[Items from a dataset]
===
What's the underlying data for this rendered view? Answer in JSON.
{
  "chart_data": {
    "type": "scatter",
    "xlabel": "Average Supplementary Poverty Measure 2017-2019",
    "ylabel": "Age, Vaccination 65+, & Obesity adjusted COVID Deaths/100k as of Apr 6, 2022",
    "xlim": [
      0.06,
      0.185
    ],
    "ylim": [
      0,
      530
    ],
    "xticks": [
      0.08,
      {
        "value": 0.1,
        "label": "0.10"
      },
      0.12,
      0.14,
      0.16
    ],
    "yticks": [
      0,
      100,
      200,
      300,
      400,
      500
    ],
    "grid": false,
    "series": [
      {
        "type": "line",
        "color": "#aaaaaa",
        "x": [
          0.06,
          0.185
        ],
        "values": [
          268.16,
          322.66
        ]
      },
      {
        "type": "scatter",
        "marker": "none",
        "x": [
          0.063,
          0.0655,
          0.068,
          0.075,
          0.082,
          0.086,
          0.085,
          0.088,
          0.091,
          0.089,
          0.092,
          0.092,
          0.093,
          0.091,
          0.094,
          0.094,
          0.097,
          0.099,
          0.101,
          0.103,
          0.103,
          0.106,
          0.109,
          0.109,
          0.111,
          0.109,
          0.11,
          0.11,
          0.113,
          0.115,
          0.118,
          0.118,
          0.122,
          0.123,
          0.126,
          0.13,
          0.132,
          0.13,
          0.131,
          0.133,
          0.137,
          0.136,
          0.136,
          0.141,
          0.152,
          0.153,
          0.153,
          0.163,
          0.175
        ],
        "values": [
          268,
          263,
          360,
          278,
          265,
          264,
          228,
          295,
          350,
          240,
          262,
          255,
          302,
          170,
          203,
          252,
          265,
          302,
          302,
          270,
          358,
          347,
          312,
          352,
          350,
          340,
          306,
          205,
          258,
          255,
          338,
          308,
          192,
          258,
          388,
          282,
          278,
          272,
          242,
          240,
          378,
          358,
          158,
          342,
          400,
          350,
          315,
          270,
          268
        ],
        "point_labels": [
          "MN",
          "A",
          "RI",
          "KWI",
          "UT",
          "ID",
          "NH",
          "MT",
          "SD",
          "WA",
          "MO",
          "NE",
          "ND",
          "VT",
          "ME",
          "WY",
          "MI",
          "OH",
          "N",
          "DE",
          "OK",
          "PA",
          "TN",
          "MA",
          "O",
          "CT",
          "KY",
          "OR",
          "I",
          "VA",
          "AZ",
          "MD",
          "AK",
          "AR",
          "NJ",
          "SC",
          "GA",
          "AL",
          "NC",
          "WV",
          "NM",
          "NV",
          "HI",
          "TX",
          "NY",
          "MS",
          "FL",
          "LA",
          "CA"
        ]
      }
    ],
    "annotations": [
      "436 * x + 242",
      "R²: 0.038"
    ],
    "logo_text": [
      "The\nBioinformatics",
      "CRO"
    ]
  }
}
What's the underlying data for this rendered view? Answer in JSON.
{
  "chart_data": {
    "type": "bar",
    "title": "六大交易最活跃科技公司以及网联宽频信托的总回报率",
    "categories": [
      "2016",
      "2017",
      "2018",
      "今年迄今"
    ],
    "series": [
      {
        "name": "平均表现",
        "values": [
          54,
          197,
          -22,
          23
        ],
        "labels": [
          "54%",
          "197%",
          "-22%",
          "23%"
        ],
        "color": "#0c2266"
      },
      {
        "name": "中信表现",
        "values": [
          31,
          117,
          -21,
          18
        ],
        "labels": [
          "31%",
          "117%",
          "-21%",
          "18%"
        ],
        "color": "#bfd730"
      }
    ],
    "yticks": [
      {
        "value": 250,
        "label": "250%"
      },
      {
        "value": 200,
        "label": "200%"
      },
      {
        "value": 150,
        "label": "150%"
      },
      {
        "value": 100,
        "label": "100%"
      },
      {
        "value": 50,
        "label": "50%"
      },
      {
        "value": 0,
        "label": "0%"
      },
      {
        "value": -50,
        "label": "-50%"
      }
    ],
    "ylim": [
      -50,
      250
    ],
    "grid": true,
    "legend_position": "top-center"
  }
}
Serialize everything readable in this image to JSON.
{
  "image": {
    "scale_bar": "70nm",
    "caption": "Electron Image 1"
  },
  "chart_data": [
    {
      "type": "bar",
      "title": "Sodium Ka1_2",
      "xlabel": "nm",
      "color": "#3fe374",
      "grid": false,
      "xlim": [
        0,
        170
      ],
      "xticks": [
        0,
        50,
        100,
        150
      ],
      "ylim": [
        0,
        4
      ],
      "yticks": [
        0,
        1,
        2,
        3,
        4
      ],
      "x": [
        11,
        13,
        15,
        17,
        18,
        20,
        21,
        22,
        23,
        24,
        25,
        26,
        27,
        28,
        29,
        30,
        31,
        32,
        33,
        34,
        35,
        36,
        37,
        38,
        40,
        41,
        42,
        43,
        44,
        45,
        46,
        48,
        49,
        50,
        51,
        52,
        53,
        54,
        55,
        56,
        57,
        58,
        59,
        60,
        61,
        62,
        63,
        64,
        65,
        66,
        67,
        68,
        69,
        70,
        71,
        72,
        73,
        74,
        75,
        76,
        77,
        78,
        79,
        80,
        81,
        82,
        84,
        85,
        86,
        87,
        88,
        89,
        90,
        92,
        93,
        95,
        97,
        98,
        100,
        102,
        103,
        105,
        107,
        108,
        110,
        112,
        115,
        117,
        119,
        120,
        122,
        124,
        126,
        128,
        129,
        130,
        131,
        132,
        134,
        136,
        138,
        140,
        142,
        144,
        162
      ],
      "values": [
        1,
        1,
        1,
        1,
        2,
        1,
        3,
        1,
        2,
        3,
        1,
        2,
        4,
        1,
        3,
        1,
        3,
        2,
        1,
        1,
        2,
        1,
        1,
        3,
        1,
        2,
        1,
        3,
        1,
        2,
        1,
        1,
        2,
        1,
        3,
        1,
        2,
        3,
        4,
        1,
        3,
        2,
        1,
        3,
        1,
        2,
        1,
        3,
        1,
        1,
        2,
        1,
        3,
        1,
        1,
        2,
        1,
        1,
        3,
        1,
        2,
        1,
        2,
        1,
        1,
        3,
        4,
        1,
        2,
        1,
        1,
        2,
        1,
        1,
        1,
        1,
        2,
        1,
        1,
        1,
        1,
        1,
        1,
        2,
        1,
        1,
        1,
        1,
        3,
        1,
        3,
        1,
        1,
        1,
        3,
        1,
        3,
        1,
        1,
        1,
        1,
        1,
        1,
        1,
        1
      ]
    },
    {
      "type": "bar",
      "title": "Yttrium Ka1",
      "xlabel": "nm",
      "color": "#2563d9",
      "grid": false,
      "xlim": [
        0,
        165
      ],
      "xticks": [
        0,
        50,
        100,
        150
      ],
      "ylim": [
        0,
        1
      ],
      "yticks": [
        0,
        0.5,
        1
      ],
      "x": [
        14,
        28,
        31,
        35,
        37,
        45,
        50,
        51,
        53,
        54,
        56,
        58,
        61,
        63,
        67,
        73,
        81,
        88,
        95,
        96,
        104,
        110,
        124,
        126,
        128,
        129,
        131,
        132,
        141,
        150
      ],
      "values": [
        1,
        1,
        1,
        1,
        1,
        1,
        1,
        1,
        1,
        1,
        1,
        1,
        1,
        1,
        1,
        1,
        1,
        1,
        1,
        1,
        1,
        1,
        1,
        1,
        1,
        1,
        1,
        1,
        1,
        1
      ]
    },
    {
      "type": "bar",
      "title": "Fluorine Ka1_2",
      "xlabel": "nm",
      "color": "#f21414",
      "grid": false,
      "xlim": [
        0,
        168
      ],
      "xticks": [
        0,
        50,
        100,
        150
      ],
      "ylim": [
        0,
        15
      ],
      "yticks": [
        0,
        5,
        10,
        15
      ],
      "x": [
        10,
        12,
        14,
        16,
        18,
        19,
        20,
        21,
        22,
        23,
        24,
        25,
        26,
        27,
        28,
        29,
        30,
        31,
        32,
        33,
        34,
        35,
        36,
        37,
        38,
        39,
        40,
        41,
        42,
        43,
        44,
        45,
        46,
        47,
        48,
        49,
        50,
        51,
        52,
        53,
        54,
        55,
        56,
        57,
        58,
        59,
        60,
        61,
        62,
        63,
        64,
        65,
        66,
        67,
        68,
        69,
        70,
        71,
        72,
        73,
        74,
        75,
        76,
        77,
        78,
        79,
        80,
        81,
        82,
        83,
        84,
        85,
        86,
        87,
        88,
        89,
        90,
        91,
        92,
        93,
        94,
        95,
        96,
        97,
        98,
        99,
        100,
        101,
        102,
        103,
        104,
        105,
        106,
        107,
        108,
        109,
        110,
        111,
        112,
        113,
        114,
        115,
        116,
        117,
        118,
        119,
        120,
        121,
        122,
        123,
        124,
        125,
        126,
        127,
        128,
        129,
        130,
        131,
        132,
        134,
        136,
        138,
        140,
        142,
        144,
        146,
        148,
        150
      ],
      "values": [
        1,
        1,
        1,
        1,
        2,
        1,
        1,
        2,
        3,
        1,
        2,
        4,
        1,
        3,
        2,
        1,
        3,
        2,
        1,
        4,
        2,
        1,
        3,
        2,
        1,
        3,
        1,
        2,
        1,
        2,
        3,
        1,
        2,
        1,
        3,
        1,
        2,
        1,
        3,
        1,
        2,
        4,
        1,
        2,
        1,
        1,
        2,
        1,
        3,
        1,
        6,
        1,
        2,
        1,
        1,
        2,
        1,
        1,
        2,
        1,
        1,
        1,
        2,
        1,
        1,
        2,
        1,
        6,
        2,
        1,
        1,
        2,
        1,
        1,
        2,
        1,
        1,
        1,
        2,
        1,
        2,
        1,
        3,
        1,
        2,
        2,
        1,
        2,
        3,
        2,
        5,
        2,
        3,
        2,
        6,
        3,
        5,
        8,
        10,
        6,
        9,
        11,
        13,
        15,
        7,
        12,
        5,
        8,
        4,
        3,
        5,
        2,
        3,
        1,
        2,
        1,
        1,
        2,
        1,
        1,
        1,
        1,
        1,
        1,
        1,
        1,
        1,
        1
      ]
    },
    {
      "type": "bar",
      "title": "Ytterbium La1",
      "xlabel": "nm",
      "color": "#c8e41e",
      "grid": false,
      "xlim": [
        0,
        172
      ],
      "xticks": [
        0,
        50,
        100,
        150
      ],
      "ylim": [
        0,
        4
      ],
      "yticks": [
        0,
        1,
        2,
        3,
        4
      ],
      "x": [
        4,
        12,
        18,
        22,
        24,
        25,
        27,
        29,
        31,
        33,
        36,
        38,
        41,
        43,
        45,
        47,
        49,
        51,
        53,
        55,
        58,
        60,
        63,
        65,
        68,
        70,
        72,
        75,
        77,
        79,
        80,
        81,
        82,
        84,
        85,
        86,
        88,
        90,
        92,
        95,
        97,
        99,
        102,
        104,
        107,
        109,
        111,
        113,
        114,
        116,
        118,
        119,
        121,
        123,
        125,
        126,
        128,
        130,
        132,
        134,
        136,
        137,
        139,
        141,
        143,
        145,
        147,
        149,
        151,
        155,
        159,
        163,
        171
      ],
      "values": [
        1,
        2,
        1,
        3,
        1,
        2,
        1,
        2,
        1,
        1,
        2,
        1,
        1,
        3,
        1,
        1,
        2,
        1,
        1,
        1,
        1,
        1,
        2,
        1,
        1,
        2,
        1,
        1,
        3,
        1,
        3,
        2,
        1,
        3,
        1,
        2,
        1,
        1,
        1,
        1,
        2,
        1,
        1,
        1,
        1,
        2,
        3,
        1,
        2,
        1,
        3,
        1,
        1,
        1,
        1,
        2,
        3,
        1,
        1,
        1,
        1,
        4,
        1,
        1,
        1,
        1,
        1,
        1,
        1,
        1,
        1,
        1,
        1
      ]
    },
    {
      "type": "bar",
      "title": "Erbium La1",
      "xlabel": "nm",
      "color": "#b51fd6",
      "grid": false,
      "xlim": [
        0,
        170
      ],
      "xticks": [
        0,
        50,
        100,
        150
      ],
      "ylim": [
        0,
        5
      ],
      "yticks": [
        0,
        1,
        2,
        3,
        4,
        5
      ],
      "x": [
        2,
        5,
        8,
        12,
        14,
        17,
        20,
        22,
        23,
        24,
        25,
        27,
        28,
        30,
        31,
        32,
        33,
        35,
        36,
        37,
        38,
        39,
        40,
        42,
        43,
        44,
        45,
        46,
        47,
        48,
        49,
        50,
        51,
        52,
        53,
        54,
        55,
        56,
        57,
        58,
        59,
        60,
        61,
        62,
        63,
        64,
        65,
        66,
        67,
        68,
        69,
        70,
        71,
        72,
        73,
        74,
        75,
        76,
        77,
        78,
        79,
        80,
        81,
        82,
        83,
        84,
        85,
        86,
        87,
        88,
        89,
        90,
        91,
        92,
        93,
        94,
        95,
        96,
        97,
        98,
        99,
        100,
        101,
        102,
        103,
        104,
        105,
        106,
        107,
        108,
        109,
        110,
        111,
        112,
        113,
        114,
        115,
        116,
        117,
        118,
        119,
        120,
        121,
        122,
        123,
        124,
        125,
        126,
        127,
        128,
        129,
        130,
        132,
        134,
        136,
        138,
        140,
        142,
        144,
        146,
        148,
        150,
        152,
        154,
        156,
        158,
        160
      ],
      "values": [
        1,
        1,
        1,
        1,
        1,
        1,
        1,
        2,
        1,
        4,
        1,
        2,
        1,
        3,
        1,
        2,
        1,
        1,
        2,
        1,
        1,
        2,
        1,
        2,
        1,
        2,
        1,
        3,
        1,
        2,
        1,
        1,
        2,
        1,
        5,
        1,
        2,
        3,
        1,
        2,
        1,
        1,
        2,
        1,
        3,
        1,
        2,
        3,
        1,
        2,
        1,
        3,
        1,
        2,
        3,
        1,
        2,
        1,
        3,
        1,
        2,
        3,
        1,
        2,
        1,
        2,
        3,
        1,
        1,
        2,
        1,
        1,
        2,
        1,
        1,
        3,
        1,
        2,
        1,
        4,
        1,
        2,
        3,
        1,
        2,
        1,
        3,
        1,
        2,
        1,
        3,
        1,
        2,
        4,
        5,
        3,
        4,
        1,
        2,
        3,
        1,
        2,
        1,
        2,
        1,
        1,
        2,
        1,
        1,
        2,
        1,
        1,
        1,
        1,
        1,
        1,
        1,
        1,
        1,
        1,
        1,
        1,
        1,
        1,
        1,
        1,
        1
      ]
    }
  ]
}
===
◆ **REQUIREMENT**: List the lines of the material in which the word "color" occurs.

◆ **CORRECT ANSWER**:
        "color": "#aaaaaa",
        "color": "#0c2266"
        "color": "#bfd730"
      "color": "#3fe374",
      "color": "#2563d9",
      "color": "#f21414",
      "color": "#c8e41e",
      "color": "#b51fd6",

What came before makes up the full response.